- [Texto da página]
---

A ideia de vivermos uma democracia racial, difundida por tantos anos no país, acabou por negar a existência perversa do binarismo branco-negro, onde ao primeiro está garantido os privilégios da “clara cor do opressor”[3].

Em que essa questão interessa à psicanálise, podemos perguntar.

A afirmação de que “as palavras introduzem no corpo algumas representações imbecis”, parece-me então abrir uma nova via para retomarmos as elaborações de Freud, elaborações essas respaldadas por Lacan, de que o ser falante é um ser social, e que, portanto, o sujeito não está desatrelado do coletivo.

Ao explorar esse enlaçamento entre o singular e o coletivo, Jacques Alain Miller em Intuições Milanesas nos dirá que a definição de que “o inconsciente é a política” surge em Lacan ligada à noção de que o inconsciente é estruturado no e pelo discurso do Outro:

“a definição do inconsciente pela politica tem raizes profundas no ensino de Lacan. “O inconsciente é a política” é um desenvolvimento de “O inconsciente é o discurso do Outro”. Essa relação com o Outro, intrínseca ao inconsciente, é o que anima desde o início o ensino de Lacan. É a mesma coisa quando estabelece que o Outro é dividido e não existe como Um. “O inconsciente é a política” radicaliza a definição do Witz, do chiste como processo social que tem seu reconhecimento e sua satisfação no Outro, enquanto comunidade unificada no instante de rir.”[4]

Pois bem, se o inconsciente é o discurso do Outro, estamos no campo do inconsciente estruturado como uma linguagem, onde o Outro se equivale ao Outro simbólico ou mesmo ao mar de significantes onde o sujeito se banha em sua constituição.  Nessa mesma dimensão, a dialética do desejo se instala com o sujeito tentando decifrar o seu desejo tomando-o como desejo do Outro, já que o desejo se constituirá através dos desfiladeiros dos significantes da linguagem.

O interesse aqui é destacar então esse laço do sujeito com o Outro enquanto o Outro se equivale a estrutura de linguagem que o permeia.

Ainda em Intuições Milanesas, Miller retomará a crítica de Lacan feita a Daniel Lagache para dizer que a estrutura que está em jogo na psicanálise foge da antinomia entre aquela que visa descrever ordenadamente a realidade e a do modelo teórico elaborado longe da experiência. Essa oposição entre a estrutura como descrição e como modelo, desconsideraria um terceiro modo no qual é a própria estrutura que coloca em cena a realidade através dos efeitos que produz.

Seguindo nessa mesma direção, chegamos à proposição de Lacan de que a estrutura opera na realidade “como máquina original que coloca em cena o sujeito”[5] a partir de seus efeitos de verdade e de gozo.

---

- [Dados registrados]
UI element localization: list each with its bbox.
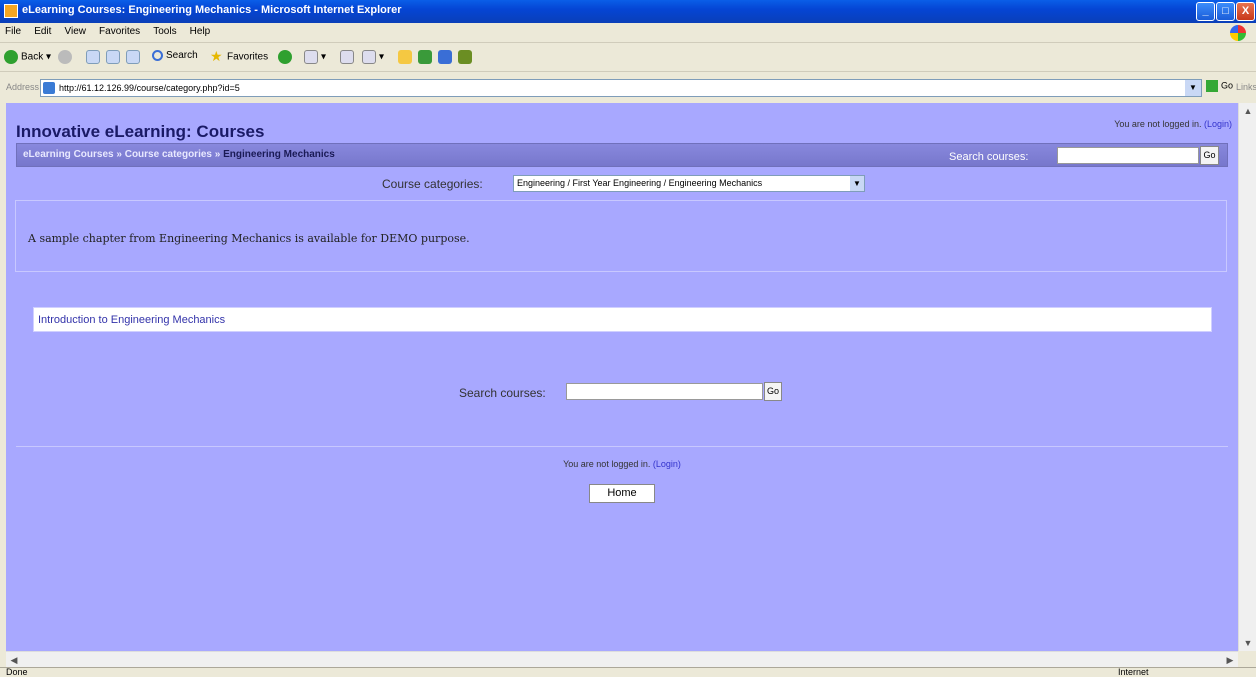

---

- [Instruções]
Informe se cada afirmação abaixo está de acordo com o texto sobre psicanálise e política. Responda sim ou não e cite literalmente as palavras do texto que decidem a questão.
1. Em Intuições Milanesas, Miller relaciona a definição "o inconsciente é a política" à noção de que o inconsciente é estruturado pelo discurso do Outro.
2. A crítica a Daniel Lagache retomada no texto foi feita por Freud.
3. Segundo o texto, o Outro existe como Um.

- [Resposta]
1. Sim: "Jacques Alain Miller em Intuições Milanesas nos dirá que a definição de que “o inconsciente é a política” surge em Lacan ligada à noção de que o inconsciente é estruturado no e pelo discurso do Outro".
2. Não: "Miller retomará a crítica de Lacan feita a Daniel Lagache".
3. Não: "o Outro é dividido e não existe como Um".